Data entries
start

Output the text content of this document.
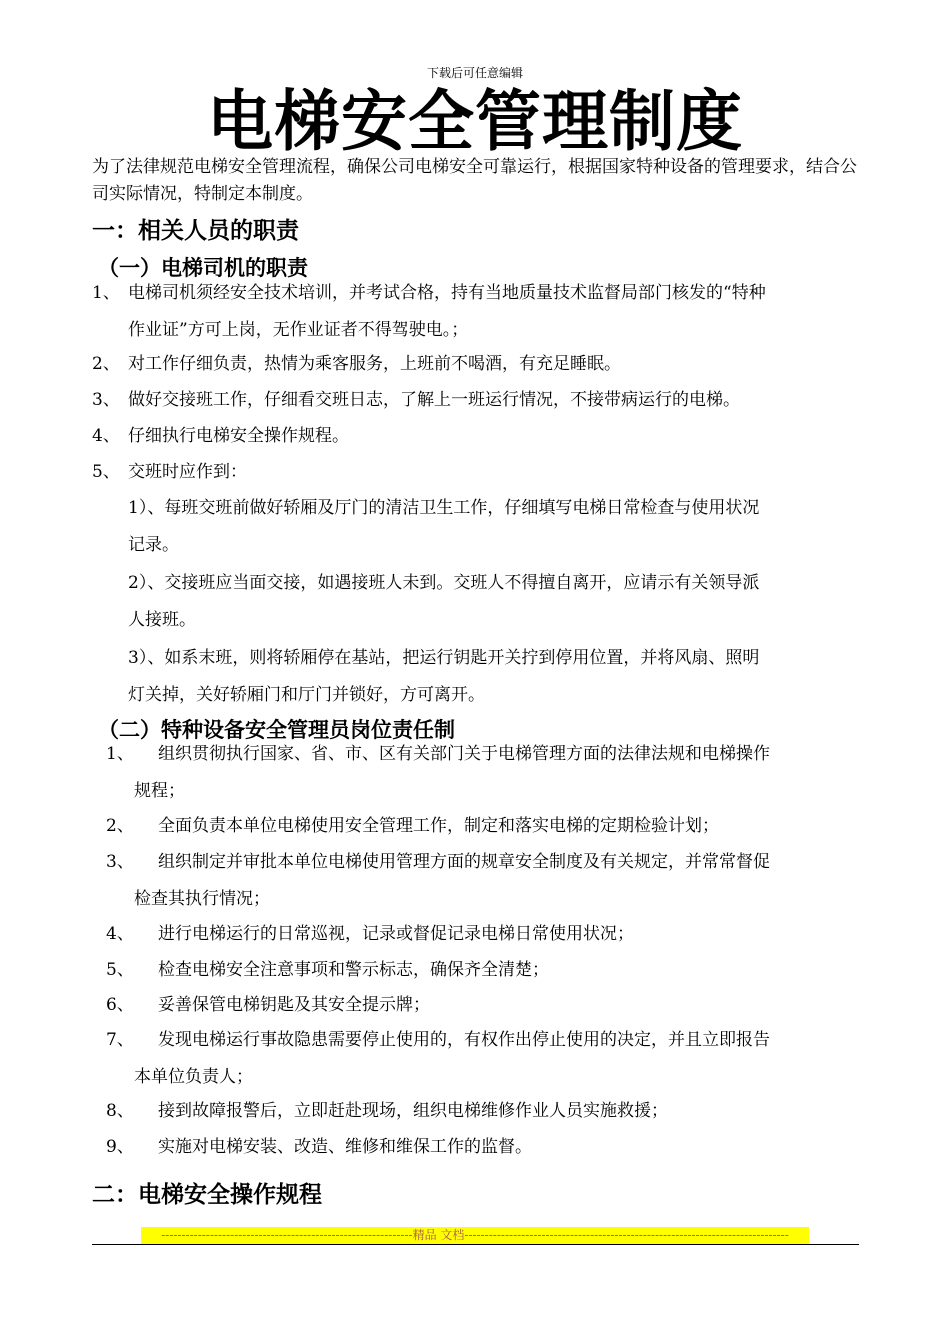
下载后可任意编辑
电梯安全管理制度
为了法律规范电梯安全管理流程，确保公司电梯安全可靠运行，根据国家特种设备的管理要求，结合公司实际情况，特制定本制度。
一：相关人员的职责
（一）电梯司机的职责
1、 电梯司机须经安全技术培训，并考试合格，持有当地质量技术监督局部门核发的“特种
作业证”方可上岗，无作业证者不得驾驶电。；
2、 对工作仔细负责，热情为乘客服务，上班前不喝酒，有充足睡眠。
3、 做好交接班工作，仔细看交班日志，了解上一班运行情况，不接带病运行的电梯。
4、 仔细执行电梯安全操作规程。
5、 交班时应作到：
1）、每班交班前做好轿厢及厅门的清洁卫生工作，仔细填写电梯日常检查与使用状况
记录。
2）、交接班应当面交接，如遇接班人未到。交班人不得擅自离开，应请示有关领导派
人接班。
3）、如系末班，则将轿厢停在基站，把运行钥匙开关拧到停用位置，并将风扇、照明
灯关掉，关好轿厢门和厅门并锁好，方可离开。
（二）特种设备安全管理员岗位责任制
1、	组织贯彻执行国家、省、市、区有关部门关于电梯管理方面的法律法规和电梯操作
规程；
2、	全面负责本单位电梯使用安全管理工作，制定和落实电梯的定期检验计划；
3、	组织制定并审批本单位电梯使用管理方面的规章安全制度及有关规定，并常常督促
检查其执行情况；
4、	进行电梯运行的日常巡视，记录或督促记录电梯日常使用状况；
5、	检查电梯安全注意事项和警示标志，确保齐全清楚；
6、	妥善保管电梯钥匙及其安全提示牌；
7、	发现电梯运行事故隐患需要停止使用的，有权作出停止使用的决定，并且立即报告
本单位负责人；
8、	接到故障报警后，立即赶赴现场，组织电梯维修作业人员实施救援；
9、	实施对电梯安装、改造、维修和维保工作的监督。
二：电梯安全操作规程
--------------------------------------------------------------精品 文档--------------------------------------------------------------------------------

end
start

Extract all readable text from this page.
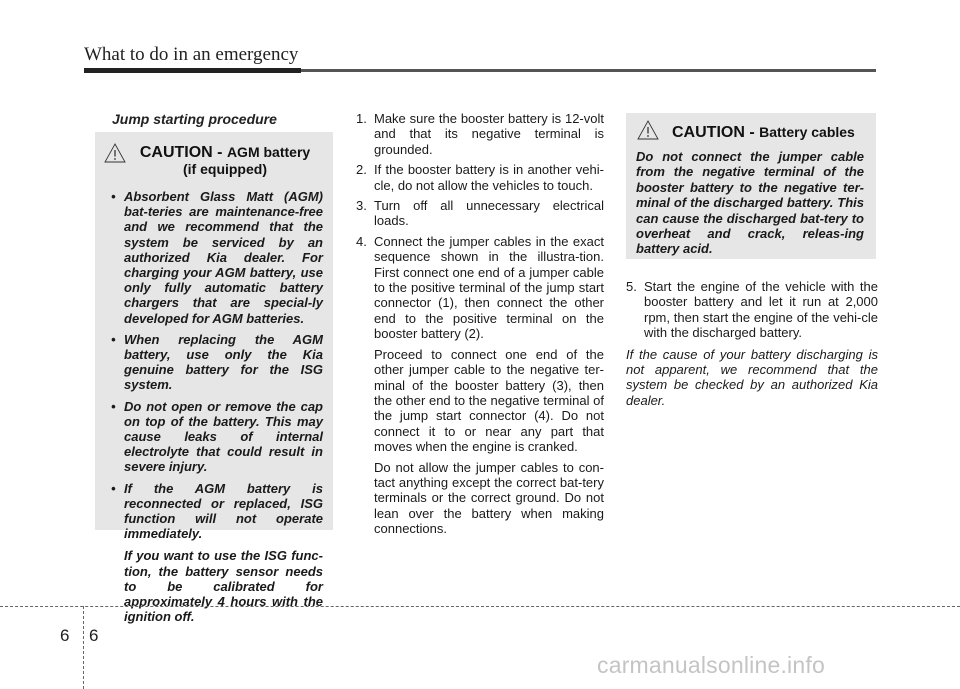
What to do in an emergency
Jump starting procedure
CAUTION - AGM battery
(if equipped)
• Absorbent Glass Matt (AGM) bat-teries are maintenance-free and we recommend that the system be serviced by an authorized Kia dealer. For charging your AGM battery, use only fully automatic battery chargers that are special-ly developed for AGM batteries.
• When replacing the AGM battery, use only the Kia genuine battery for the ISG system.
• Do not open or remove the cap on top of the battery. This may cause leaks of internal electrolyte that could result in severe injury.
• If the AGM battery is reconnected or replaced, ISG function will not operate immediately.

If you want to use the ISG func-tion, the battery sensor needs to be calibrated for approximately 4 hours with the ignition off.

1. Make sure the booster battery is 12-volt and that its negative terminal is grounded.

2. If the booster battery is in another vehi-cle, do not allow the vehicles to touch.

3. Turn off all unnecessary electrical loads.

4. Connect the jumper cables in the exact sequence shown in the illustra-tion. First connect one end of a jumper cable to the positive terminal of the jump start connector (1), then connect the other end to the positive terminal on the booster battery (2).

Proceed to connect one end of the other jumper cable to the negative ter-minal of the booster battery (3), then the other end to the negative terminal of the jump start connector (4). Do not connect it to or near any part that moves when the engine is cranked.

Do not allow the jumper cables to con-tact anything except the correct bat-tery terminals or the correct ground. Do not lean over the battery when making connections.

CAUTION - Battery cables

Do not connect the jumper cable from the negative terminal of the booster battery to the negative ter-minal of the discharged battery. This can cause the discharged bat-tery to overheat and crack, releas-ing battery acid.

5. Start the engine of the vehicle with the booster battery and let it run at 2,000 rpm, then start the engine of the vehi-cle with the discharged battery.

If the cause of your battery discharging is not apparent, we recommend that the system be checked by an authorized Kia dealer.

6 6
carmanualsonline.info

end

▸ STATED EXERCISE: Scan the records above for the string "from", then select every line that holds it.

▸ ANSWER TO THE TASK:
Extract all readable text from this page.
Do not connect the jumper cable from the negative terminal of the booster battery to the negative ter-minal of the discharged battery. This can cause the discharged bat-tery to overheat and crack, releas-ing battery acid.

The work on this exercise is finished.